Items listed in a dataset:
========================================

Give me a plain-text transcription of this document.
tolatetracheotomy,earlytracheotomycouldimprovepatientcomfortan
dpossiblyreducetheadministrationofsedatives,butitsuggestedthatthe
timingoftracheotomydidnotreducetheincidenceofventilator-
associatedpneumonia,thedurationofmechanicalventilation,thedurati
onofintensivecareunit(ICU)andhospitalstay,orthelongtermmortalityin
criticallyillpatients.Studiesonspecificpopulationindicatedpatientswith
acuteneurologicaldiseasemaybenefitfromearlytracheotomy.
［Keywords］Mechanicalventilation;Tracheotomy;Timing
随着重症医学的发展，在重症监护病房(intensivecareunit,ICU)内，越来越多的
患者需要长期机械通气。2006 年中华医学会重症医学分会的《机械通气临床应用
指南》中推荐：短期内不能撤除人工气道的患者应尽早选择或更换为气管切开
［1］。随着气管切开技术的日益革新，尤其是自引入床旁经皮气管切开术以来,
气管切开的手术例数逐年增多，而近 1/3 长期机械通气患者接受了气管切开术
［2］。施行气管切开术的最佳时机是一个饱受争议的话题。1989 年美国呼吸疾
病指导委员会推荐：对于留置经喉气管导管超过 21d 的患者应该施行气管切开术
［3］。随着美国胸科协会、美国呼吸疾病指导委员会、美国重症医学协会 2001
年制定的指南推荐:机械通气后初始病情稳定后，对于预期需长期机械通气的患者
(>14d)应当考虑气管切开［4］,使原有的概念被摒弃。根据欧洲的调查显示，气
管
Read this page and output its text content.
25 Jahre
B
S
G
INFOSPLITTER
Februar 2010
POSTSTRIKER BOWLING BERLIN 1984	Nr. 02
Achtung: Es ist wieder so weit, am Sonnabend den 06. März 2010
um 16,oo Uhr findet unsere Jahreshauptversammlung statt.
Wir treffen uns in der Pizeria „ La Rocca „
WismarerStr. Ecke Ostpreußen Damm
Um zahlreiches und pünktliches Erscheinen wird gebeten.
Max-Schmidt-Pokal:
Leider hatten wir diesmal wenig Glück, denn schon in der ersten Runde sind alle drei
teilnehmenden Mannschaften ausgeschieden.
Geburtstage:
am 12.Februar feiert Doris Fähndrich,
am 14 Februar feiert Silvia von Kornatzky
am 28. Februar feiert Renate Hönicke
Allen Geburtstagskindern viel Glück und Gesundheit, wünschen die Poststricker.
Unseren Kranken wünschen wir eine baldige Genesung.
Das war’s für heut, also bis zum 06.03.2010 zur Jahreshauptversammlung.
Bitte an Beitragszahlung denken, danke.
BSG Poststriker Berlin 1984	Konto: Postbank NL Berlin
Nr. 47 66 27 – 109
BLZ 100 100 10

========================================

◆ **Instructions for the task**
The answer is the line containing "Read this page and output its text content." together with every line after it in the records, repeated exactly and with nothing else.

◆ **Response**
Read this page and output its text content.
25 Jahre
B
S
G
INFOSPLITTER
Februar 2010
POSTSTRIKER BOWLING BERLIN 1984	Nr. 02
Achtung: Es ist wieder so weit, am Sonnabend den 06. März 2010
um 16,oo Uhr findet unsere Jahreshauptversammlung statt.
Wir treffen uns in der Pizeria „ La Rocca „
WismarerStr. Ecke Ostpreußen Damm
Um zahlreiches und pünktliches Erscheinen wird gebeten.
Max-Schmidt-Pokal:
Leider hatten wir diesmal wenig Glück, denn schon in der ersten Runde sind alle drei
teilnehmenden Mannschaften ausgeschieden.
Geburtstage:
am 12.Februar feiert Doris Fähndrich,
am 14 Februar feiert Silvia von Kornatzky
am 28. Februar feiert Renate Hönicke
Allen Geburtstagskindern viel Glück und Gesundheit, wünschen die Poststricker.
Unseren Kranken wünschen wir eine baldige Genesung.
Das war’s für heut, also bis zum 06.03.2010 zur Jahreshauptversammlung.
Bitte an Beitragszahlung denken, danke.
BSG Poststriker Berlin 1984	Konto: Postbank NL Berlin
Nr. 47 66 27 – 109
BLZ 100 100 10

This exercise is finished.